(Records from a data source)
::::::
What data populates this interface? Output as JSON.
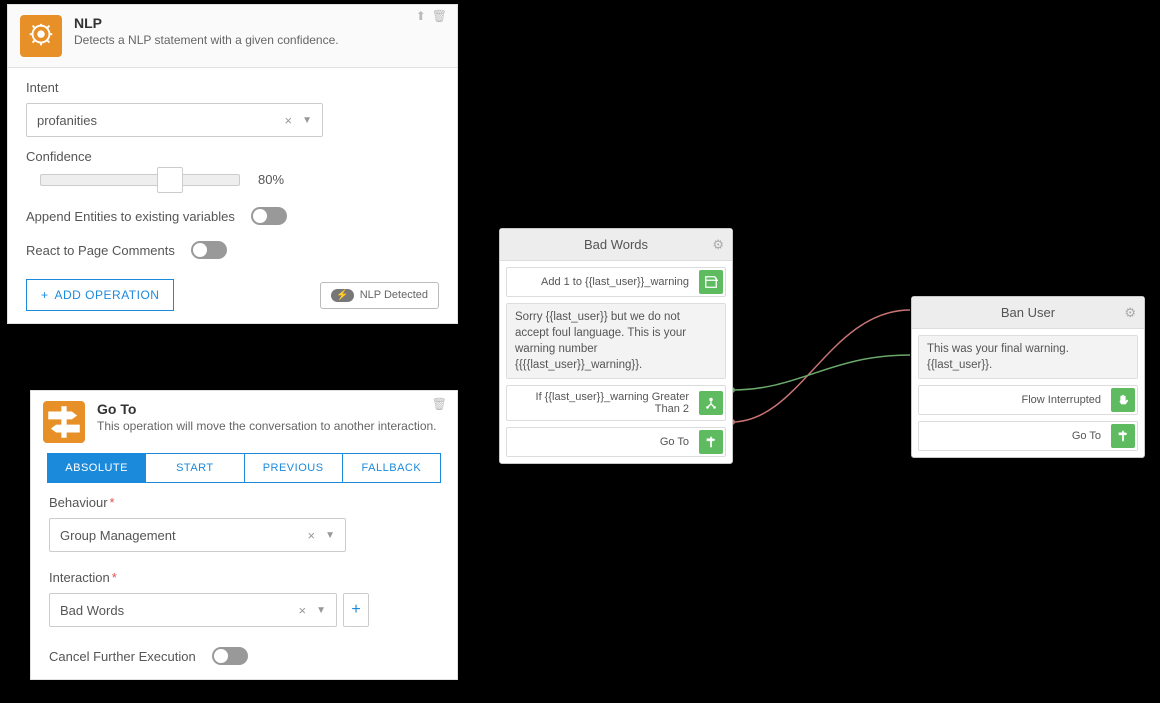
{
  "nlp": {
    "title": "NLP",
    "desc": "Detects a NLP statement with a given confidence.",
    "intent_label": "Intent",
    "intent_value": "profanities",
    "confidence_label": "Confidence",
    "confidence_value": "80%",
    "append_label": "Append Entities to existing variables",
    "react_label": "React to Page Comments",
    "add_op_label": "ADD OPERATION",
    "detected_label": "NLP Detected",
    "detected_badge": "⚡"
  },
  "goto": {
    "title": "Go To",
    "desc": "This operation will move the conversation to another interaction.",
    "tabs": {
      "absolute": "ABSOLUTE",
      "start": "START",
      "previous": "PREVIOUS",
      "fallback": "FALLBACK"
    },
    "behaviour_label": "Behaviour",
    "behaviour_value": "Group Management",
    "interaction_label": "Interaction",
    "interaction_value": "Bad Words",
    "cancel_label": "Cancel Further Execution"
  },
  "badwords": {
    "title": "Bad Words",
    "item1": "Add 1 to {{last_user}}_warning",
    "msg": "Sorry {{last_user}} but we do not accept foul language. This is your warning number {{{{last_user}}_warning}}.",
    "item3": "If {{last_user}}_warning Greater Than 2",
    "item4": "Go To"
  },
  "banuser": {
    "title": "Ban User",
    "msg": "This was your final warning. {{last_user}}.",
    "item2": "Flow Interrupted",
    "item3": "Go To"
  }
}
::::::
#### WHAT THE EXERCISE ASKS
Scan the records above, count the lines with "title" in them, and give only the number.

#### SOLUTION FOR THIS PROBLEM
4